WHAT YOU NEED TO DO: Copy the data that follows exactly. Include no pictures.

[start of RECORDS SUPPLIED]

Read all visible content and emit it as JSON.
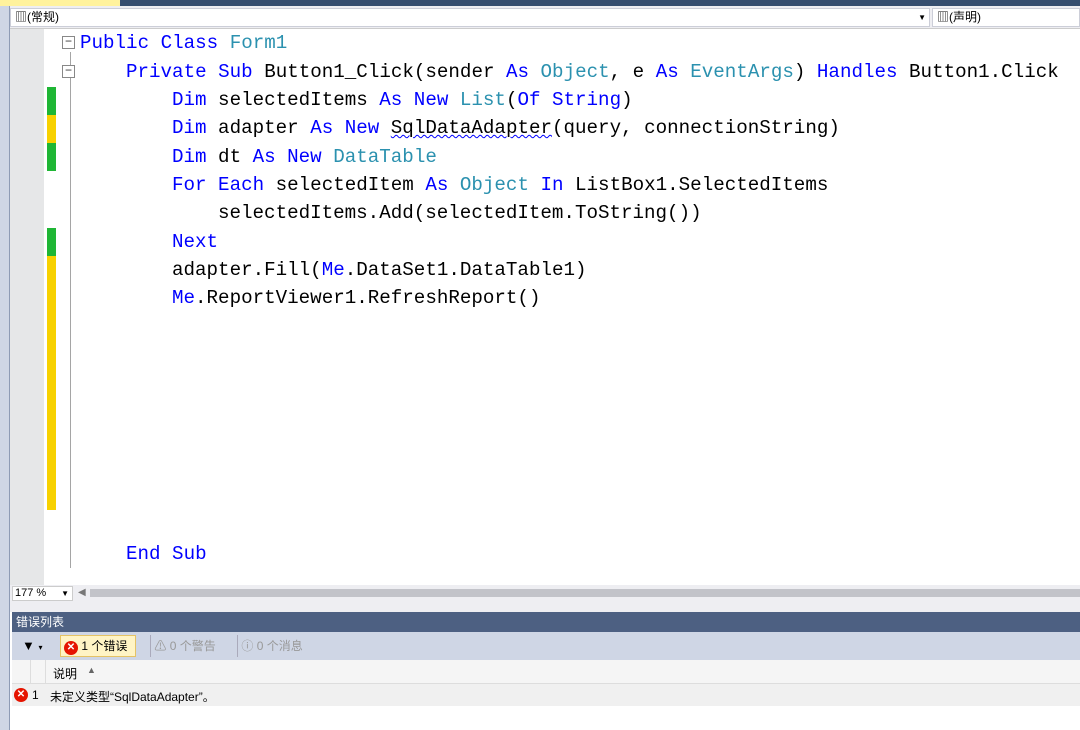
{
  "nav": {
    "left_dropdown": "(常规)",
    "right_dropdown": "(声明)"
  },
  "code": {
    "l1": [
      "Public",
      " Class ",
      "Form1"
    ],
    "l2": {
      "a": "Private Sub ",
      "b": "Button1_Click(sender ",
      "c": "As ",
      "d": "Object",
      "e": ", e ",
      "f": "As ",
      "g": "EventArgs",
      ")": ") ",
      "h": "Handles",
      " i": " Button1.Click"
    },
    "l3": [
      "Dim",
      " selectedItems ",
      "As New ",
      "List",
      "(",
      "Of String",
      ")"
    ],
    "l4": [
      "Dim",
      " adapter ",
      "As New ",
      "SqlDataAdapter",
      "(query, connectionString)"
    ],
    "l5": [
      "Dim",
      " dt ",
      "As New ",
      "DataTable"
    ],
    "l6": [
      "For Each",
      " selectedItem ",
      "As ",
      "Object",
      " ",
      "In",
      " ListBox1.SelectedItems"
    ],
    "l7": "selectedItems.Add(selectedItem.ToString())",
    "l8": "Next",
    "l9": [
      "adapter.Fill(",
      "Me",
      ".DataSet1.DataTable1)"
    ],
    "l10": [
      "Me",
      ".ReportViewer1.RefreshReport()"
    ],
    "l19": "End Sub"
  },
  "zoom": "177 %",
  "error_list": {
    "title": "错误列表",
    "errors": "1 个错误",
    "warnings": "0 个警告",
    "messages": "0 个消息",
    "col_desc": "说明",
    "rows": [
      {
        "num": "1",
        "desc": "未定义类型“SqlDataAdapter”。"
      }
    ]
  },
  "colors": {
    "keyword": "#0000ff",
    "type": "#2b91af",
    "changed_saved": "#1fb635",
    "changed_unsaved": "#f7d100"
  }
}
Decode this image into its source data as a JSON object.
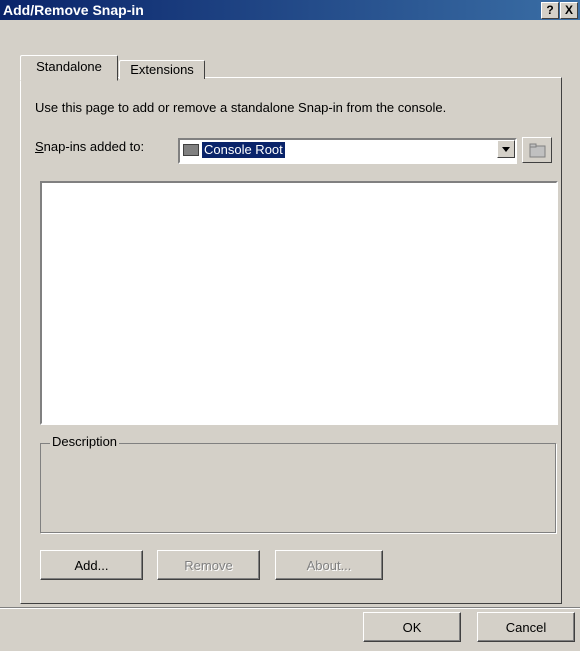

[end of RECORDS SUPPLIED]

COMPLETE OUTPUT:
Read all visible content and emit it as JSON.
{
  "nav": {
    "left_dropdown": "(常规)",
    "right_dropdown": "(声明)"
  },
  "code": {
    "l1": [
      "Public",
      " Class ",
      "Form1"
    ],
    "l2": {
      "a": "Private Sub ",
      "b": "Button1_Click(sender ",
      "c": "As ",
      "d": "Object",
      "e": ", e ",
      "f": "As ",
      "g": "EventArgs",
      ")": ") ",
      "h": "Handles",
      " i": " Button1.Click"
    },
    "l3": [
      "Dim",
      " selectedItems ",
      "As New ",
      "List",
      "(",
      "Of String",
      ")"
    ],
    "l4": [
      "Dim",
      " adapter ",
      "As New ",
      "SqlDataAdapter",
      "(query, connectionString)"
    ],
    "l5": [
      "Dim",
      " dt ",
      "As New ",
      "DataTable"
    ],
    "l6": [
      "For Each",
      " selectedItem ",
      "As ",
      "Object",
      " ",
      "In",
      " ListBox1.SelectedItems"
    ],
    "l7": "selectedItems.Add(selectedItem.ToString())",
    "l8": "Next",
    "l9": [
      "adapter.Fill(",
      "Me",
      ".DataSet1.DataTable1)"
    ],
    "l10": [
      "Me",
      ".ReportViewer1.RefreshReport()"
    ],
    "l19": "End Sub"
  },
  "zoom": "177 %",
  "error_list": {
    "title": "错误列表",
    "errors": "1 个错误",
    "warnings": "0 个警告",
    "messages": "0 个消息",
    "col_desc": "说明",
    "rows": [
      {
        "num": "1",
        "desc": "未定义类型“SqlDataAdapter”。"
      }
    ]
  },
  "colors": {
    "keyword": "#0000ff",
    "type": "#2b91af",
    "changed_saved": "#1fb635",
    "changed_unsaved": "#f7d100"
  }
}
Decode this image into its source data as a JSON object.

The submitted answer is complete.